# WHAT YOU ARE ASKED TO DO
Check every line below for the word "губернаторовъ" and show those that hold it.

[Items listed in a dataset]
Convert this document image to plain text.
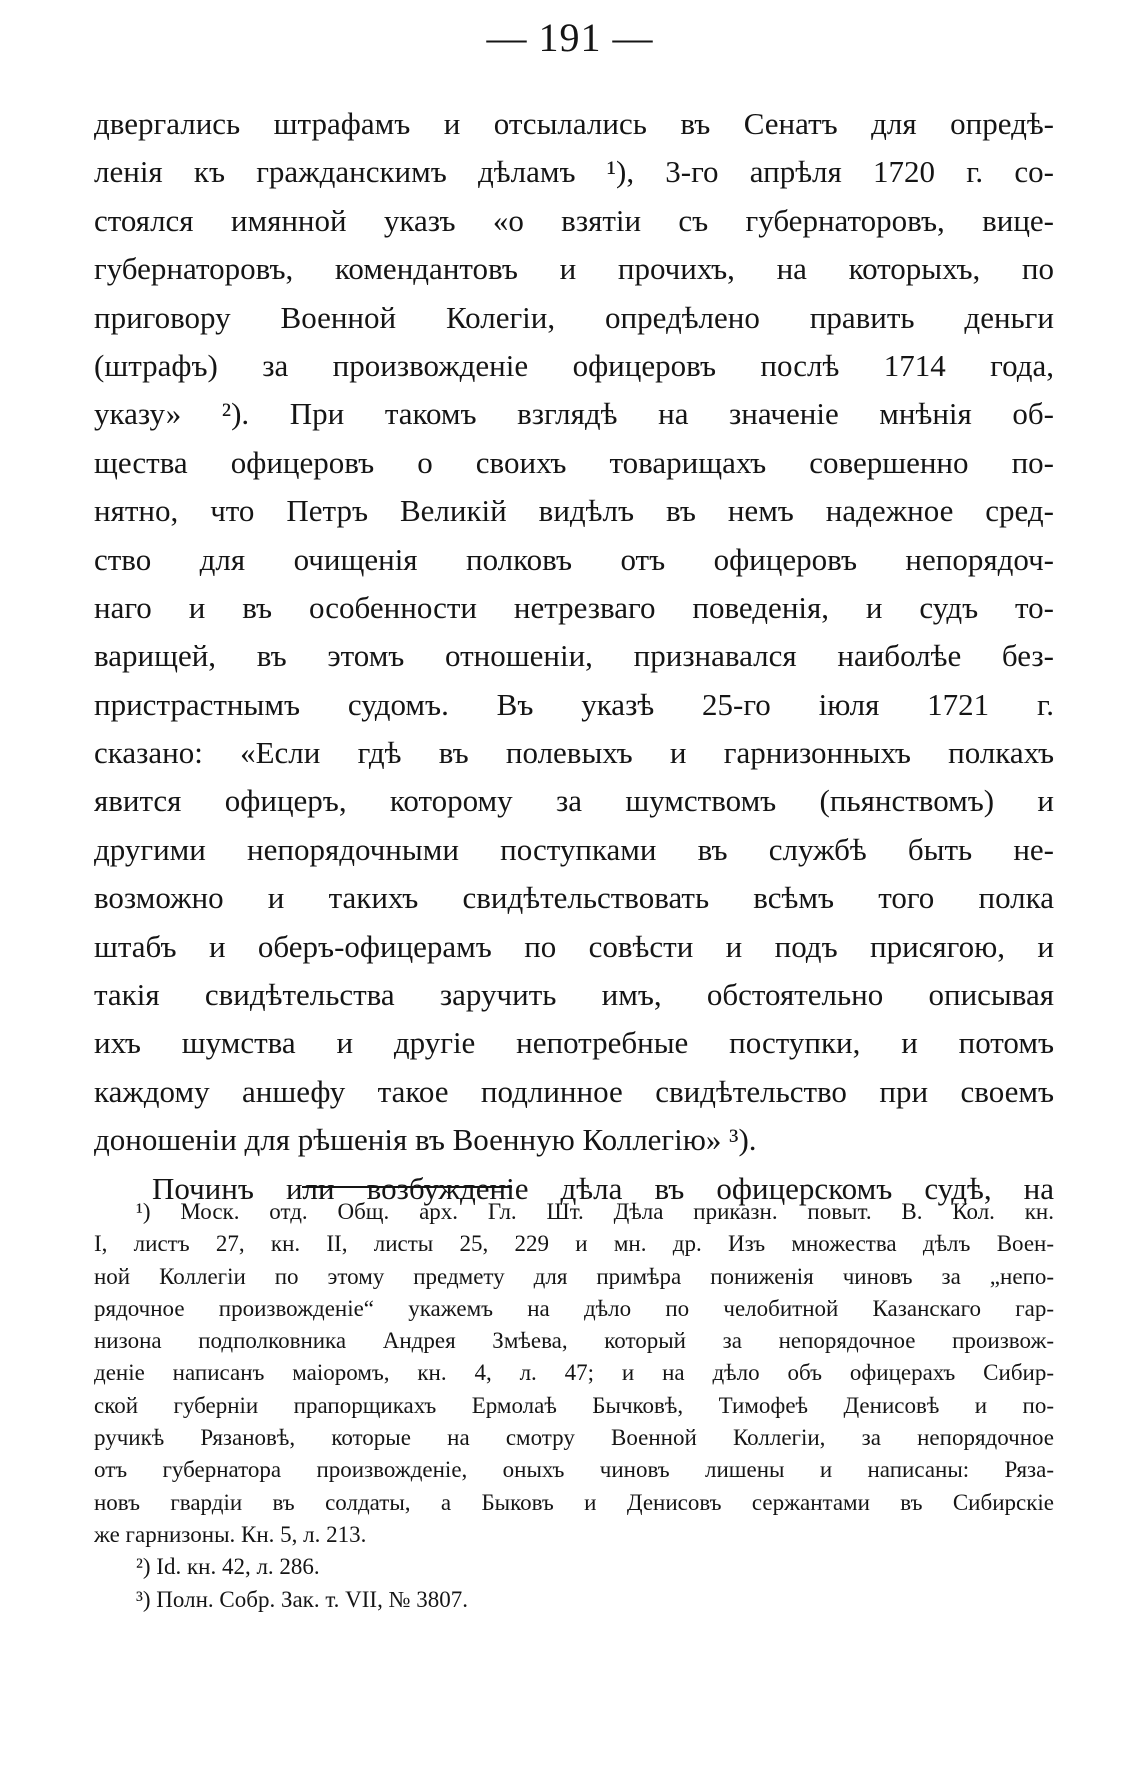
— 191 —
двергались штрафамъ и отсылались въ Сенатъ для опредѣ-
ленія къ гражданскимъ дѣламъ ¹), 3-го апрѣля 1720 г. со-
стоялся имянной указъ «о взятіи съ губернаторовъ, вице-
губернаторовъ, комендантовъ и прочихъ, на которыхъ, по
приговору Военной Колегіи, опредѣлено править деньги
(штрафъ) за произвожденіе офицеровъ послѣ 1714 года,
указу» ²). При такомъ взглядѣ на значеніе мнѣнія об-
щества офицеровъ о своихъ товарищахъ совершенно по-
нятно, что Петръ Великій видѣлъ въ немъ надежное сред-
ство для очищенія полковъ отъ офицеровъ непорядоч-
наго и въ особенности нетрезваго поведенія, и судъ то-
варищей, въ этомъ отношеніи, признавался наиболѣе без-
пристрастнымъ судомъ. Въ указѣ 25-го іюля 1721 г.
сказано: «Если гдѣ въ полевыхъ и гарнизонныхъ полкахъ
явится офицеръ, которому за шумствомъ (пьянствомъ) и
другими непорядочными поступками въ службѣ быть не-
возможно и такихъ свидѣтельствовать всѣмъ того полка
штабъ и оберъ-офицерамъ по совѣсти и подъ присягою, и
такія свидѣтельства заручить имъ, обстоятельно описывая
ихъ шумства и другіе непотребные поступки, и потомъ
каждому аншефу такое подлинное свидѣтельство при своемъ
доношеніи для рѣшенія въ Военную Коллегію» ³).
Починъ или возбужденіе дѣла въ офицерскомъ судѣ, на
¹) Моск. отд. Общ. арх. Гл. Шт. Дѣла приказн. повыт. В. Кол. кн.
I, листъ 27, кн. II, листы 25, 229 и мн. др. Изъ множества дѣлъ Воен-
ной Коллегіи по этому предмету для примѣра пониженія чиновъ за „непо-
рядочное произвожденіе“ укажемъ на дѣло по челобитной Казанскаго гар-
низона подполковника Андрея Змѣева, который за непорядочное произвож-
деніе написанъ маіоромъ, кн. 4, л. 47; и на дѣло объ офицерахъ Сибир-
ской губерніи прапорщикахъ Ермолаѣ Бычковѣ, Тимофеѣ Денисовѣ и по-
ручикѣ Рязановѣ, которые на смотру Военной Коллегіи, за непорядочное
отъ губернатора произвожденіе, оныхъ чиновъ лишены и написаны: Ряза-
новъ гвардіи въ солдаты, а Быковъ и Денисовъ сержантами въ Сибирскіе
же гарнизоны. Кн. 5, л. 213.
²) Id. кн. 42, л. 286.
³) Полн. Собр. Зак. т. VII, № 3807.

...

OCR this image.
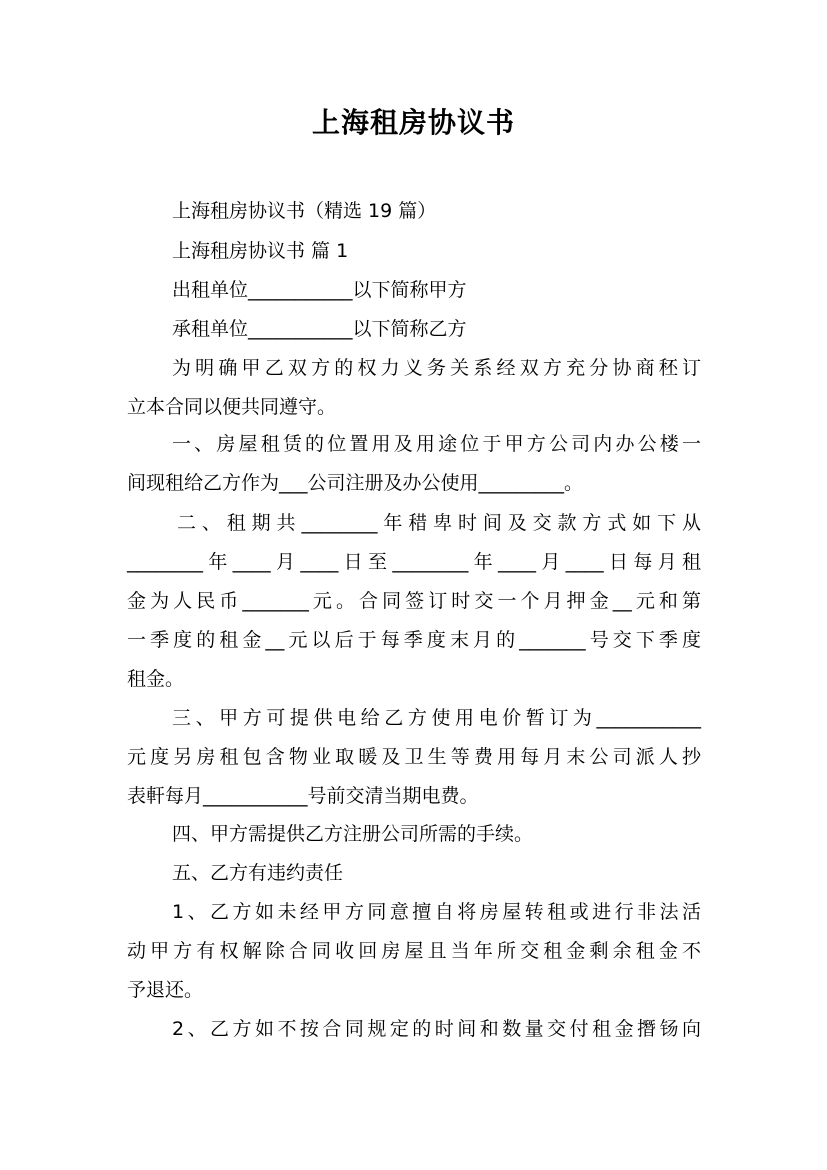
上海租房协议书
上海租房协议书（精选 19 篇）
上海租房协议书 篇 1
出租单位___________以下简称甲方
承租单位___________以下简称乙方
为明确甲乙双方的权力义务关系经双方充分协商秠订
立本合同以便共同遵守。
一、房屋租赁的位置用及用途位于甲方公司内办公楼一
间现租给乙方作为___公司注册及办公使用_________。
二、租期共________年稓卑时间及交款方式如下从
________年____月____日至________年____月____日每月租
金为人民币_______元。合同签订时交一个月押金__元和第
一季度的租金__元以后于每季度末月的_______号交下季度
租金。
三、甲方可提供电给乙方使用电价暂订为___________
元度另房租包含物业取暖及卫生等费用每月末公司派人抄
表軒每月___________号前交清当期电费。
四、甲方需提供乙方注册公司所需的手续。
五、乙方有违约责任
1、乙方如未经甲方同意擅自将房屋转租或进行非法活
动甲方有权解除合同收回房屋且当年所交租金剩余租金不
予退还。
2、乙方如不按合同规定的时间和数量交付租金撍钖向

# RESULT FOR THIS TASK
стоялся имянной указъ «о взятіи съ губернаторовъ, вице-
губернаторовъ, комендантовъ и прочихъ, на которыхъ, по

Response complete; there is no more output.